_PROBLEM TO SOLVE_.
Collect each line of the records containing the string "mentőhívások".

Dataset entries on figures
★ ★ ★ ★ ★

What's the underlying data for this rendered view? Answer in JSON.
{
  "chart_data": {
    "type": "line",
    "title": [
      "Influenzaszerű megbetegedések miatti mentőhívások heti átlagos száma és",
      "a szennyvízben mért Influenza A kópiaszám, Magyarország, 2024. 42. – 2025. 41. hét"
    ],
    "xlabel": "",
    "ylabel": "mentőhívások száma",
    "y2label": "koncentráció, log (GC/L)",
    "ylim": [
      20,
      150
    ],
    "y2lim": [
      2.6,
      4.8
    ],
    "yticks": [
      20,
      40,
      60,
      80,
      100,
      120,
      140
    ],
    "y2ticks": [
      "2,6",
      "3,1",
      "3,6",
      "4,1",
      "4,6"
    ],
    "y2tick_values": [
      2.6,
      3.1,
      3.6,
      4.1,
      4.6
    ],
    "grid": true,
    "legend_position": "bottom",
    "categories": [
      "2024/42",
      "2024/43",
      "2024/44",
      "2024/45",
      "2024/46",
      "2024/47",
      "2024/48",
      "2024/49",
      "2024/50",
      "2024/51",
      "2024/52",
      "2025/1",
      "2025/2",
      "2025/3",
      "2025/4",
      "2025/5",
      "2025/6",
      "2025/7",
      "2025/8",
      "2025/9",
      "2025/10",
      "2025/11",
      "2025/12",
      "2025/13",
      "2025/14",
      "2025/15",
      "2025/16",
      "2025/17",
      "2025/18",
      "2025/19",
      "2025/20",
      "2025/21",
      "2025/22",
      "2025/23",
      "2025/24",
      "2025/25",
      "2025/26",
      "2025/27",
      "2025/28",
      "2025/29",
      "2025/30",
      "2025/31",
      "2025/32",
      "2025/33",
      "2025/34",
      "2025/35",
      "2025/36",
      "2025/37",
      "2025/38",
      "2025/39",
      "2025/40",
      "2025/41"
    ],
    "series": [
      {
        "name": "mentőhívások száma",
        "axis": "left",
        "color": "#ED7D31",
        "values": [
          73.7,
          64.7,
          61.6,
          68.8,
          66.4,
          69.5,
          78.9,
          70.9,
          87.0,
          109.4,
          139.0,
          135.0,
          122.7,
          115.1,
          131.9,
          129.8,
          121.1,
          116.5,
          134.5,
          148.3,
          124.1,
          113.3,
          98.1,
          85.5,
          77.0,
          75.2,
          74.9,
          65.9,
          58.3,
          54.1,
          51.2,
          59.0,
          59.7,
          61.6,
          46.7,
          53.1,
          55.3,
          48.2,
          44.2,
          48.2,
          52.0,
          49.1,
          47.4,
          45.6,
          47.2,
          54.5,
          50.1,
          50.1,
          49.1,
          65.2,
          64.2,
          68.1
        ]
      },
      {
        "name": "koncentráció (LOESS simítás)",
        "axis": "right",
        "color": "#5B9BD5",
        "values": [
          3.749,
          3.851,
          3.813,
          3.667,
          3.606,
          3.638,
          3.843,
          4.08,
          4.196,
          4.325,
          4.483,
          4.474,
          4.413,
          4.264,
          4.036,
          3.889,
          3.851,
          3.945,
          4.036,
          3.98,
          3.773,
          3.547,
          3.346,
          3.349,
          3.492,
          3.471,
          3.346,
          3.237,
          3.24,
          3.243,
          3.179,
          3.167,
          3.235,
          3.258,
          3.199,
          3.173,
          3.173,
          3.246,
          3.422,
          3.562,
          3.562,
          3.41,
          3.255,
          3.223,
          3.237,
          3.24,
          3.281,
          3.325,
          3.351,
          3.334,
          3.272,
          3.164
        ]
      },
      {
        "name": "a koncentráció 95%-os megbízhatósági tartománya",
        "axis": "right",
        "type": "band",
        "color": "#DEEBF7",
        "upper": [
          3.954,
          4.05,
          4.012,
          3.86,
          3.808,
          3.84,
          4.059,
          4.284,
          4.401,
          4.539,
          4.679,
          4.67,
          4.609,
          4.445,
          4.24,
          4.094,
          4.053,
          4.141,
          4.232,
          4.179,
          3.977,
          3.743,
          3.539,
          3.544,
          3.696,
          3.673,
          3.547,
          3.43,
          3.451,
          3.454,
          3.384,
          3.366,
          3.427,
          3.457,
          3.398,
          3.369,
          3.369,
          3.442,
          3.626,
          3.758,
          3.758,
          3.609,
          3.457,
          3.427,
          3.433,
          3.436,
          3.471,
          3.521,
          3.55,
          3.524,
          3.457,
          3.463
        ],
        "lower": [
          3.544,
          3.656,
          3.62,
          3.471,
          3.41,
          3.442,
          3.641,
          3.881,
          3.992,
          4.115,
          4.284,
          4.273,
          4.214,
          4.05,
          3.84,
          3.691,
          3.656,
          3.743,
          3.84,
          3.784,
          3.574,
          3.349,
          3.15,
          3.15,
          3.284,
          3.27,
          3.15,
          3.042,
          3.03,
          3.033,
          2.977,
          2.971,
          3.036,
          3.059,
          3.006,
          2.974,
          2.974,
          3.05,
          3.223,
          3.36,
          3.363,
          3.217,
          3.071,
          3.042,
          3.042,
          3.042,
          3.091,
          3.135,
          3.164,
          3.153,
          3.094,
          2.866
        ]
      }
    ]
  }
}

★ ★ ★ ★ ★

_RESULT BELOW_.
      "Influenzaszerű megbetegedések miatti mentőhívások heti átlagos száma és",
    "ylabel": "mentőhívások száma",
        "name": "mentőhívások száma",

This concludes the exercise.